• **Short problem**:
The entries below need to be written out exactly, with no pictures included.

• **Provided records**:

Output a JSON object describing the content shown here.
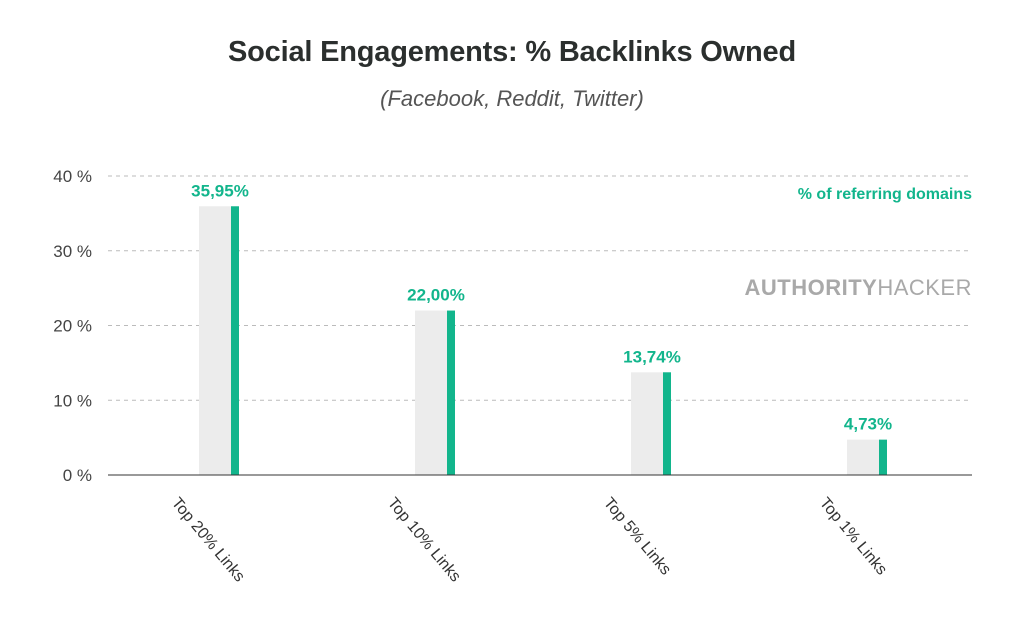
{
  "colors": {
    "accent": "#12b58c",
    "bar_background": "#ececec",
    "grid": "#bbbbbb",
    "watermark": "#a9a9a9"
  },
  "legend": {
    "label": "% of referring domains",
    "placement": "top-right"
  },
  "watermark": {
    "bold": "AUTHORITY",
    "regular": "HACKER"
  },
  "chart_data": {
    "type": "bar",
    "title": "Social Engagements: % Backlinks Owned",
    "subtitle": "(Facebook, Reddit, Twitter)",
    "xlabel": "",
    "ylabel": "",
    "categories": [
      "Top 20% Links",
      "Top 10% Links",
      "Top 5% Links",
      "Top 1% Links"
    ],
    "series": [
      {
        "name": "% of referring domains",
        "values": [
          35.95,
          22.0,
          13.74,
          4.73
        ],
        "labels": [
          "35,95%",
          "22,00%",
          "13,74%",
          "4,73%"
        ]
      }
    ],
    "ylim": [
      0,
      40
    ],
    "yticks": [
      0,
      10,
      20,
      30,
      40
    ],
    "ytick_labels": [
      "0 %",
      "10 %",
      "20 %",
      "30 %",
      "40 %"
    ],
    "grid": true
  }
}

• **Solved exercise**:
Output a JSON object describing the content shown here.
{
  "colors": {
    "accent": "#12b58c",
    "bar_background": "#ececec",
    "grid": "#bbbbbb",
    "watermark": "#a9a9a9"
  },
  "legend": {
    "label": "% of referring domains",
    "placement": "top-right"
  },
  "watermark": {
    "bold": "AUTHORITY",
    "regular": "HACKER"
  },
  "chart_data": {
    "type": "bar",
    "title": "Social Engagements: % Backlinks Owned",
    "subtitle": "(Facebook, Reddit, Twitter)",
    "xlabel": "",
    "ylabel": "",
    "categories": [
      "Top 20% Links",
      "Top 10% Links",
      "Top 5% Links",
      "Top 1% Links"
    ],
    "series": [
      {
        "name": "% of referring domains",
        "values": [
          35.95,
          22.0,
          13.74,
          4.73
        ],
        "labels": [
          "35,95%",
          "22,00%",
          "13,74%",
          "4,73%"
        ]
      }
    ],
    "ylim": [
      0,
      40
    ],
    "yticks": [
      0,
      10,
      20,
      30,
      40
    ],
    "ytick_labels": [
      "0 %",
      "10 %",
      "20 %",
      "30 %",
      "40 %"
    ],
    "grid": true
  }
}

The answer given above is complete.